## start Data section

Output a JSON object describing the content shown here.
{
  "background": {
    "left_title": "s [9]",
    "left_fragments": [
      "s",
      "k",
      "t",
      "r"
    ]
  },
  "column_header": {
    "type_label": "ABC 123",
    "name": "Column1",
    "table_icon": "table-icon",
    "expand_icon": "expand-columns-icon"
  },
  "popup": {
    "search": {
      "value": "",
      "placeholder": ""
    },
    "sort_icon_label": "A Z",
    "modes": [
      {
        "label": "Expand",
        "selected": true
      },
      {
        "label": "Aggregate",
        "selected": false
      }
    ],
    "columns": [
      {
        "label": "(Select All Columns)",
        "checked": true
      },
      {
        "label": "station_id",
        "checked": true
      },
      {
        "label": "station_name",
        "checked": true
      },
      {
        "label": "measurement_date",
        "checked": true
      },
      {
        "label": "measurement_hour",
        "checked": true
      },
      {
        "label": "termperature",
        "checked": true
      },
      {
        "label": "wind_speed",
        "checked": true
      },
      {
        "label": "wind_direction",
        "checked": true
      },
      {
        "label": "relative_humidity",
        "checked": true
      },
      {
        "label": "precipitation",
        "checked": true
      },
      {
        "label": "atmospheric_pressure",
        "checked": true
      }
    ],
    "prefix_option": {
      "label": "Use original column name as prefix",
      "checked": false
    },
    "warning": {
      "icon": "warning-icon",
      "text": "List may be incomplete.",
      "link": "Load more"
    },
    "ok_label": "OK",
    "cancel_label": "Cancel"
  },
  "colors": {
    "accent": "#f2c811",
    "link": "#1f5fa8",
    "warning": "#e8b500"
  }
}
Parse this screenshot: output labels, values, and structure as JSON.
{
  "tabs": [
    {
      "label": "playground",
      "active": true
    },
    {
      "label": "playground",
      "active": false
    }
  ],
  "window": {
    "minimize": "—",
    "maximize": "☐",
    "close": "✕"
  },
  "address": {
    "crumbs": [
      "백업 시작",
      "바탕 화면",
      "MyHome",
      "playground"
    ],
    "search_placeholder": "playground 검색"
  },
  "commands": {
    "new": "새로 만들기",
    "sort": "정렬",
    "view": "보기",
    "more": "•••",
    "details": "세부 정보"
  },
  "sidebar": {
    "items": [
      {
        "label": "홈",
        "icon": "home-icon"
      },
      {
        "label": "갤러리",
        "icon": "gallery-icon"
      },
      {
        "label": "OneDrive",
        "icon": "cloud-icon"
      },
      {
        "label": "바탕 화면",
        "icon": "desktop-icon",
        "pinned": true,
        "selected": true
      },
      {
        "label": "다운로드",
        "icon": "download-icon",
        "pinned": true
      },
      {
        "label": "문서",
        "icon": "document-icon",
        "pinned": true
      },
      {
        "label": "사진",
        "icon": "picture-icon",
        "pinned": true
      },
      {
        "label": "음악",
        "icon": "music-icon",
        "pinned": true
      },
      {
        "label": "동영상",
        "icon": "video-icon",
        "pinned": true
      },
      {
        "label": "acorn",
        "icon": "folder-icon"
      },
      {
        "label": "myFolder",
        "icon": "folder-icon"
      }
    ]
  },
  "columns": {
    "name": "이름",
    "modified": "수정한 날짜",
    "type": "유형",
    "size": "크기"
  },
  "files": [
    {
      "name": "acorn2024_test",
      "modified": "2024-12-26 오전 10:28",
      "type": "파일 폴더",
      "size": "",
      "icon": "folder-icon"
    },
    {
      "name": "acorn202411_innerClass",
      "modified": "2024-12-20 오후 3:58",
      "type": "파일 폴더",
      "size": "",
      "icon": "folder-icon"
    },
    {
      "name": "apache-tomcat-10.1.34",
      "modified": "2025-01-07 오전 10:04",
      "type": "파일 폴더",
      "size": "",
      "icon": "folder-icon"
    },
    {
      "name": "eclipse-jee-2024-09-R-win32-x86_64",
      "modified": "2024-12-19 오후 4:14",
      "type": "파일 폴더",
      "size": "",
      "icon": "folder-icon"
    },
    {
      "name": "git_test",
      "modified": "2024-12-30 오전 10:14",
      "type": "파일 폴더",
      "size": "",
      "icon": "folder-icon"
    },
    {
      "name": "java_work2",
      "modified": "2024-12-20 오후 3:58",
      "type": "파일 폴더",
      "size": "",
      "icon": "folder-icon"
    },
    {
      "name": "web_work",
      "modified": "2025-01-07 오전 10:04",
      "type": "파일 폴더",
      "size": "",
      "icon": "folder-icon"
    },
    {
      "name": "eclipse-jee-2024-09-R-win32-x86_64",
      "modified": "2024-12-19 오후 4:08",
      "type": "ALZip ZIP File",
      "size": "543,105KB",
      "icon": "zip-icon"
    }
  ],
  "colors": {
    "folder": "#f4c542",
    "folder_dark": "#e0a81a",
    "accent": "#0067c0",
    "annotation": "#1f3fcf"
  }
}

## end Data section

Task prompt:
Extract the complete listing verbatim.

Result:
Output a JSON object describing the content shown here.
{
  "background": {
    "left_title": "s [9]",
    "left_fragments": [
      "s",
      "k",
      "t",
      "r"
    ]
  },
  "column_header": {
    "type_label": "ABC 123",
    "name": "Column1",
    "table_icon": "table-icon",
    "expand_icon": "expand-columns-icon"
  },
  "popup": {
    "search": {
      "value": "",
      "placeholder": ""
    },
    "sort_icon_label": "A Z",
    "modes": [
      {
        "label": "Expand",
        "selected": true
      },
      {
        "label": "Aggregate",
        "selected": false
      }
    ],
    "columns": [
      {
        "label": "(Select All Columns)",
        "checked": true
      },
      {
        "label": "station_id",
        "checked": true
      },
      {
        "label": "station_name",
        "checked": true
      },
      {
        "label": "measurement_date",
        "checked": true
      },
      {
        "label": "measurement_hour",
        "checked": true
      },
      {
        "label": "termperature",
        "checked": true
      },
      {
        "label": "wind_speed",
        "checked": true
      },
      {
        "label": "wind_direction",
        "checked": true
      },
      {
        "label": "relative_humidity",
        "checked": true
      },
      {
        "label": "precipitation",
        "checked": true
      },
      {
        "label": "atmospheric_pressure",
        "checked": true
      }
    ],
    "prefix_option": {
      "label": "Use original column name as prefix",
      "checked": false
    },
    "warning": {
      "icon": "warning-icon",
      "text": "List may be incomplete.",
      "link": "Load more"
    },
    "ok_label": "OK",
    "cancel_label": "Cancel"
  },
  "colors": {
    "accent": "#f2c811",
    "link": "#1f5fa8",
    "warning": "#e8b500"
  }
}
Parse this screenshot: output labels, values, and structure as JSON.
{
  "tabs": [
    {
      "label": "playground",
      "active": true
    },
    {
      "label": "playground",
      "active": false
    }
  ],
  "window": {
    "minimize": "—",
    "maximize": "☐",
    "close": "✕"
  },
  "address": {
    "crumbs": [
      "백업 시작",
      "바탕 화면",
      "MyHome",
      "playground"
    ],
    "search_placeholder": "playground 검색"
  },
  "commands": {
    "new": "새로 만들기",
    "sort": "정렬",
    "view": "보기",
    "more": "•••",
    "details": "세부 정보"
  },
  "sidebar": {
    "items": [
      {
        "label": "홈",
        "icon": "home-icon"
      },
      {
        "label": "갤러리",
        "icon": "gallery-icon"
      },
      {
        "label": "OneDrive",
        "icon": "cloud-icon"
      },
      {
        "label": "바탕 화면",
        "icon": "desktop-icon",
        "pinned": true,
        "selected": true
      },
      {
        "label": "다운로드",
        "icon": "download-icon",
        "pinned": true
      },
      {
        "label": "문서",
        "icon": "document-icon",
        "pinned": true
      },
      {
        "label": "사진",
        "icon": "picture-icon",
        "pinned": true
      },
      {
        "label": "음악",
        "icon": "music-icon",
        "pinned": true
      },
      {
        "label": "동영상",
        "icon": "video-icon",
        "pinned": true
      },
      {
        "label": "acorn",
        "icon": "folder-icon"
      },
      {
        "label": "myFolder",
        "icon": "folder-icon"
      }
    ]
  },
  "columns": {
    "name": "이름",
    "modified": "수정한 날짜",
    "type": "유형",
    "size": "크기"
  },
  "files": [
    {
      "name": "acorn2024_test",
      "modified": "2024-12-26 오전 10:28",
      "type": "파일 폴더",
      "size": "",
      "icon": "folder-icon"
    },
    {
      "name": "acorn202411_innerClass",
      "modified": "2024-12-20 오후 3:58",
      "type": "파일 폴더",
      "size": "",
      "icon": "folder-icon"
    },
    {
      "name": "apache-tomcat-10.1.34",
      "modified": "2025-01-07 오전 10:04",
      "type": "파일 폴더",
      "size": "",
      "icon": "folder-icon"
    },
    {
      "name": "eclipse-jee-2024-09-R-win32-x86_64",
      "modified": "2024-12-19 오후 4:14",
      "type": "파일 폴더",
      "size": "",
      "icon": "folder-icon"
    },
    {
      "name": "git_test",
      "modified": "2024-12-30 오전 10:14",
      "type": "파일 폴더",
      "size": "",
      "icon": "folder-icon"
    },
    {
      "name": "java_work2",
      "modified": "2024-12-20 오후 3:58",
      "type": "파일 폴더",
      "size": "",
      "icon": "folder-icon"
    },
    {
      "name": "web_work",
      "modified": "2025-01-07 오전 10:04",
      "type": "파일 폴더",
      "size": "",
      "icon": "folder-icon"
    },
    {
      "name": "eclipse-jee-2024-09-R-win32-x86_64",
      "modified": "2024-12-19 오후 4:08",
      "type": "ALZip ZIP File",
      "size": "543,105KB",
      "icon": "zip-icon"
    }
  ],
  "colors": {
    "folder": "#f4c542",
    "folder_dark": "#e0a81a",
    "accent": "#0067c0",
    "annotation": "#1f3fcf"
  }
}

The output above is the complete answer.